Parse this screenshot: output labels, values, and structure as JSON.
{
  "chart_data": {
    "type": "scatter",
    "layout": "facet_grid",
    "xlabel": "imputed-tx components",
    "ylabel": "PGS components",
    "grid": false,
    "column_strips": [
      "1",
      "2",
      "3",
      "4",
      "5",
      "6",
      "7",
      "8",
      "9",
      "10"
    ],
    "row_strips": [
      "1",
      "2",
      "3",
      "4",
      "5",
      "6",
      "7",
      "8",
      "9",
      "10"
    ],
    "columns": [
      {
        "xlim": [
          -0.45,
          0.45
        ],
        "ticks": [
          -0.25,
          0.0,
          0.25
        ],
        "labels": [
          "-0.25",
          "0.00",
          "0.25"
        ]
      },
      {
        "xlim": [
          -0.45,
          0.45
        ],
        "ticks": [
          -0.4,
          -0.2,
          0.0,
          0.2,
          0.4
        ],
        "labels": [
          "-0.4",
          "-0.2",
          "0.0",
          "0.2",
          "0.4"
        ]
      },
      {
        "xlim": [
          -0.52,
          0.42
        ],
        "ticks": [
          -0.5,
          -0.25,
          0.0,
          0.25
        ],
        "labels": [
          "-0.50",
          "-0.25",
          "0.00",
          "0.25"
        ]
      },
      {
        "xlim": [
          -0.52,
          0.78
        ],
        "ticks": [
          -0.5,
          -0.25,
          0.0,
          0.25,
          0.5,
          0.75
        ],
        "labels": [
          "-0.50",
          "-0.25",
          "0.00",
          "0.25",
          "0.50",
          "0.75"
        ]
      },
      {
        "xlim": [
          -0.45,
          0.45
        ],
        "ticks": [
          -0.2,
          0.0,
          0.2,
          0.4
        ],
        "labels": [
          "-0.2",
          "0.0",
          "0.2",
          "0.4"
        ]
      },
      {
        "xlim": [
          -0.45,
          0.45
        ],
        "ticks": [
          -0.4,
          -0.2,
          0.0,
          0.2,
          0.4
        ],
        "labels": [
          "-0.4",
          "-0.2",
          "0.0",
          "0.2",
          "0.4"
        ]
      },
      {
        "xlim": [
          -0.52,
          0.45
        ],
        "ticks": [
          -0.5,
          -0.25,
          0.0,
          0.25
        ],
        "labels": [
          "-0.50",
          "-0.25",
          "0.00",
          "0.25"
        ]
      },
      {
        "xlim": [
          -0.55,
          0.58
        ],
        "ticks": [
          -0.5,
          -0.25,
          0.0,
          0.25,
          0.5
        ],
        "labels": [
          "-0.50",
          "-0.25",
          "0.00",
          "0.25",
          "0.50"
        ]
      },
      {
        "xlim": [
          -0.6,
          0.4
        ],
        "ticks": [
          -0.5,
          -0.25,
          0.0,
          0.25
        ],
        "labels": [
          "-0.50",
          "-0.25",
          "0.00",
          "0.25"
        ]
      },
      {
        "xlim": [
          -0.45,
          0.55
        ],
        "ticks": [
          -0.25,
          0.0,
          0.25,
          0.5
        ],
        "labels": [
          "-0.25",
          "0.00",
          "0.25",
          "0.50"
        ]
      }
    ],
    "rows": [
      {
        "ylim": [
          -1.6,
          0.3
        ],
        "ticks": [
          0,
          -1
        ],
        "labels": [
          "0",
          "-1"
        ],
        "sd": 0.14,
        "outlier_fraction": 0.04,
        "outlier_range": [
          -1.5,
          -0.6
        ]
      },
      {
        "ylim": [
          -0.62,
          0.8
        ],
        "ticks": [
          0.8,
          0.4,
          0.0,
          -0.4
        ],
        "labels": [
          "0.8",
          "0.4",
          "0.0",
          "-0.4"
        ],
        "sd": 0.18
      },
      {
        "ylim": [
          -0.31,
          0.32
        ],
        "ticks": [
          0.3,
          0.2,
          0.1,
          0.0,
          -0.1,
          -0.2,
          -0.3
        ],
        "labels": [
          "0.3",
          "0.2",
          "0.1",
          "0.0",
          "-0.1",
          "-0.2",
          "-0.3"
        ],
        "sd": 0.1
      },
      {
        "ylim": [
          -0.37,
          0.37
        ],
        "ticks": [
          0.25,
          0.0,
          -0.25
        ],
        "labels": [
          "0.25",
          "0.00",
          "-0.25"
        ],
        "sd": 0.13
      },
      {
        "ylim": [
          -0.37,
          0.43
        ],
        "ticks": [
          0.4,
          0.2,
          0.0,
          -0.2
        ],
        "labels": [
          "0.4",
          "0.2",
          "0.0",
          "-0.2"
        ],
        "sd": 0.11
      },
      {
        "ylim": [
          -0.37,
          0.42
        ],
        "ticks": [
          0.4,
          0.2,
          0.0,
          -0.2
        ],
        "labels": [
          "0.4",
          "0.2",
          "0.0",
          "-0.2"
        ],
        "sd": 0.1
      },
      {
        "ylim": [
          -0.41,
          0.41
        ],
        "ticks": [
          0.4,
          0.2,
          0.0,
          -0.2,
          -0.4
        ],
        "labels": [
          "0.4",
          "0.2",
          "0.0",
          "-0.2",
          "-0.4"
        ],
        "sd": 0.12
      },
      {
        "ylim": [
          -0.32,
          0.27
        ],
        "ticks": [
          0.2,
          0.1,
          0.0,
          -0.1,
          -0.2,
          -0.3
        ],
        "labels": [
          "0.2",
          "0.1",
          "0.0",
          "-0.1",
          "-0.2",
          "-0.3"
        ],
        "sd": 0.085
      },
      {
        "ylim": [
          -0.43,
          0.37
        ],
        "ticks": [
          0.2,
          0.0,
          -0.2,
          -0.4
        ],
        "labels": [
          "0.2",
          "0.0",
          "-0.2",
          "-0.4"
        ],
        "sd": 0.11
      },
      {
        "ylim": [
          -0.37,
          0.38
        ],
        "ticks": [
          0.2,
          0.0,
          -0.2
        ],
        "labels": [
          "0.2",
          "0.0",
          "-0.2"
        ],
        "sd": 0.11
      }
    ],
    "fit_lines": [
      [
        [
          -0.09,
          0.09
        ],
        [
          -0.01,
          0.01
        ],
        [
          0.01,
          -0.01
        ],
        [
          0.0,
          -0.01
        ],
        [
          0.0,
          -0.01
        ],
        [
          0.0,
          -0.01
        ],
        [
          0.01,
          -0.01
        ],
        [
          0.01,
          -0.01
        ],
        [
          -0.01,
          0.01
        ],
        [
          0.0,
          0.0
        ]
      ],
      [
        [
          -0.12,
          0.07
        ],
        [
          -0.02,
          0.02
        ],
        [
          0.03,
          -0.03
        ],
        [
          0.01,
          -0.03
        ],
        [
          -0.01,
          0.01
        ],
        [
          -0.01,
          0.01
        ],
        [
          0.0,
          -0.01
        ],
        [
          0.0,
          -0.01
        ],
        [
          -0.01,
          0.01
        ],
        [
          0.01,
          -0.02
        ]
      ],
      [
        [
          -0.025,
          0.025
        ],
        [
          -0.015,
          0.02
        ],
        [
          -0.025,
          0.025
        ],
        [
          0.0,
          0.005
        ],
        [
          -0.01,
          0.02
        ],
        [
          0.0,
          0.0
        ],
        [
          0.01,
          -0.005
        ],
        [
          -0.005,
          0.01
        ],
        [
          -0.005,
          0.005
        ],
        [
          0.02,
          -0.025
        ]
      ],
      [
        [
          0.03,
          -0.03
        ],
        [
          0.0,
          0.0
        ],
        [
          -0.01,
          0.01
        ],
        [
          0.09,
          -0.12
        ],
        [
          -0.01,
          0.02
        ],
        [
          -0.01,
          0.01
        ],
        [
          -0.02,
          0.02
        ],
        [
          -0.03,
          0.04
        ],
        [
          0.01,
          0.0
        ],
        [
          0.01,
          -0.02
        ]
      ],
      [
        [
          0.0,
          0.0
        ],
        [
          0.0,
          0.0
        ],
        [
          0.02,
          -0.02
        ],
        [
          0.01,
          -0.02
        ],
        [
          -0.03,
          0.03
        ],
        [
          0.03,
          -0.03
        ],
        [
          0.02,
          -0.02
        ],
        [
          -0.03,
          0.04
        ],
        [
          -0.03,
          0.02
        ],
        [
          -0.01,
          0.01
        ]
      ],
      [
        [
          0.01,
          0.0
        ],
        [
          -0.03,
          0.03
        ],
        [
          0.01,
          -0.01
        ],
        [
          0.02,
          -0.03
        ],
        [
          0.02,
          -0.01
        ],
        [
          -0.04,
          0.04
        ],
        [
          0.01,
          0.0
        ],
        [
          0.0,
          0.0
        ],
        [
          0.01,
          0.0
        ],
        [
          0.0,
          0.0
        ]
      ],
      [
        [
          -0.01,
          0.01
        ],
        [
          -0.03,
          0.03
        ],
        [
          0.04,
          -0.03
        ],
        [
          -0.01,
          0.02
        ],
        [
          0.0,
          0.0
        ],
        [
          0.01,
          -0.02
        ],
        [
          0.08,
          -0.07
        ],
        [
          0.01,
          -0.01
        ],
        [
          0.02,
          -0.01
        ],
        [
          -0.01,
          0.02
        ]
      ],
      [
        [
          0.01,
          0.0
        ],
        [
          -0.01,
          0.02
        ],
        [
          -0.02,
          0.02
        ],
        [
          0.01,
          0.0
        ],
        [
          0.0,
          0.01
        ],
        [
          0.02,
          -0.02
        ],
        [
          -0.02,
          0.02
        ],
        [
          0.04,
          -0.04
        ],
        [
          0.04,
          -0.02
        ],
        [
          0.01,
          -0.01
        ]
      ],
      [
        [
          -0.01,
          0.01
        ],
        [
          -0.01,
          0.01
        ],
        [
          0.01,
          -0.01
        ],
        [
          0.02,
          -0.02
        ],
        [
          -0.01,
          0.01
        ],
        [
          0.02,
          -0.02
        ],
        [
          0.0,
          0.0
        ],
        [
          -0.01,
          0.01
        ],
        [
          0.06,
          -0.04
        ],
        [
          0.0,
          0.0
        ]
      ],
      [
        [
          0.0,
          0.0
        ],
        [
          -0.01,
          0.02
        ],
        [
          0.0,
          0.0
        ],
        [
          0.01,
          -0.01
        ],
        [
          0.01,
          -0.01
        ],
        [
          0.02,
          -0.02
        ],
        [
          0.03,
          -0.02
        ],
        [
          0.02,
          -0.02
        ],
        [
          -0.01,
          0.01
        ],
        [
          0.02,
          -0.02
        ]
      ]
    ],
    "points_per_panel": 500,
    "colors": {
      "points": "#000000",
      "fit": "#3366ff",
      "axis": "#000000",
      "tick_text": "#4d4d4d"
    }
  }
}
▬▬▬
**Work instructions**
What is the number of lines in the data holding the word "components"? Reply with that number only.

**Response**
2